> [Text]
Bitrix24 Application Starter Kit for AI Agents

This project helps developers build Bitrix24 applications with help from AI agents. It ships with a preconfigured code base plus a modular instruction system that explains how to extend the starter safely.

You act as the expert developer working on top of this repository: https://github.com/bitrix-tools/b24-ai-starter.

🎯 What You Get

• Three backend options (PHP, Python, Node.js)
• Nuxt 3 frontend with Bitrix24 UI Kit already wired up
• Background workers for async workloads
• Docker containers for quick bootstrap
• SDK bundles & shared utilities for Bitrix24 API calls
• Makefile with day-to-day commands
• Documented API endpoints
• 📚 Modular instructions for AI agents in instructions/
• ♻️ Versioning support via scripts/create-version.sh and the extended dev-init wizard
• 🔐 Authentication & security out of the box
• 🎨 Bitrix24 UI Kit & JS SDK integration
• 🐇 RabbitMQ service with stack-specific recipes

Need another backend stack? Create a folder under backends/ that follows the same structure and register it in Docker Compose.

🤖 Instruction System for AI Agents

• 📚 Central knowledge hub: instructions/knowledge.md — language-agnostic entry point that links to specialized guides.

Document layout detection data
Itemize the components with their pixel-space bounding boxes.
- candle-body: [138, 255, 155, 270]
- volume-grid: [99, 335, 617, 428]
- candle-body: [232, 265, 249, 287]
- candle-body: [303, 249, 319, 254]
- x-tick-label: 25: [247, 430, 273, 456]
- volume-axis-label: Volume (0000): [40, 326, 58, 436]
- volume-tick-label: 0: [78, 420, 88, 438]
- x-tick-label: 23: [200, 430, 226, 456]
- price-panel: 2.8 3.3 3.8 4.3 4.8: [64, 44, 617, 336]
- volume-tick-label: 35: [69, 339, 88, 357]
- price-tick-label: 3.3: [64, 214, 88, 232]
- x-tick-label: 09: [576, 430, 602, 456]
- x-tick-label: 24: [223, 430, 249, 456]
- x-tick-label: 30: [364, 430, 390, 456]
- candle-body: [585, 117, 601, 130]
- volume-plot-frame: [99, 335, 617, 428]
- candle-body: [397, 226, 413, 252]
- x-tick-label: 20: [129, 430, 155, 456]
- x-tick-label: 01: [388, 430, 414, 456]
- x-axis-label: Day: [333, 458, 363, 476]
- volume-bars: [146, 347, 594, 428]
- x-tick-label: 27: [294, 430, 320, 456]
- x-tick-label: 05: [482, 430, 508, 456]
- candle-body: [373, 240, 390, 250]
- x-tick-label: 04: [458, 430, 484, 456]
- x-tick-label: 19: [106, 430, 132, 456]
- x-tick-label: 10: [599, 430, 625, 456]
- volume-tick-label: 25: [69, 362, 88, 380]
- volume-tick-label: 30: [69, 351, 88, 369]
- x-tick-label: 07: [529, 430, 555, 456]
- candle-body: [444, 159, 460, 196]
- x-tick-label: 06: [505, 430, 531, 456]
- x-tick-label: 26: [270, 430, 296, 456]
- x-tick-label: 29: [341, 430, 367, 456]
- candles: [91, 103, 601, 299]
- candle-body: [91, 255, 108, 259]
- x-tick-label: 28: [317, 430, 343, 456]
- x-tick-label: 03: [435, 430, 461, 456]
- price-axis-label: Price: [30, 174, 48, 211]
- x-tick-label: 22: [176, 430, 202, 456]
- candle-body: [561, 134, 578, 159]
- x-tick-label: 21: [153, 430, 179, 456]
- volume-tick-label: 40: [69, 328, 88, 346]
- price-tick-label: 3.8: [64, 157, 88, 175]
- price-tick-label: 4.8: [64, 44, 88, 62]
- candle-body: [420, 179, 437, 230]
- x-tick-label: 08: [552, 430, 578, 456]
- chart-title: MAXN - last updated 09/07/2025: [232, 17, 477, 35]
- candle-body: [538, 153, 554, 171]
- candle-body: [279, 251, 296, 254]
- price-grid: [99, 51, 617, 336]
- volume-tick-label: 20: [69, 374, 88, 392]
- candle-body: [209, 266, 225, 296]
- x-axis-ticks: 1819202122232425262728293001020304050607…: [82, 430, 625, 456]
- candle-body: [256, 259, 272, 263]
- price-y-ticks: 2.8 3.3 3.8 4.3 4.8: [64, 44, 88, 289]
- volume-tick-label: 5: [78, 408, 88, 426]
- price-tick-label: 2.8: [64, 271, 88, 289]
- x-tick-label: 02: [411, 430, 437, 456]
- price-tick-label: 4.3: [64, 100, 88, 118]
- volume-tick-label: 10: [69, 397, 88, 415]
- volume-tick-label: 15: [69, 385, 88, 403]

> [Task directions] Return the passage of the Bitrix24 starter kit text between "Bitrix24 Application Starter" and "(PHP, Python, Node.js)", inclusive.

> [Response for this exercise]
Bitrix24 Application Starter Kit for AI Agents

This project helps developers build Bitrix24 applications with help from AI agents. It ships with a preconfigured code base plus a modular instruction system that explains how to extend the starter safely.

You act as the expert developer working on top of this repository: https://github.com/bitrix-tools/b24-ai-starter.

🎯 What You Get

• Three backend options (PHP, Python, Node.js)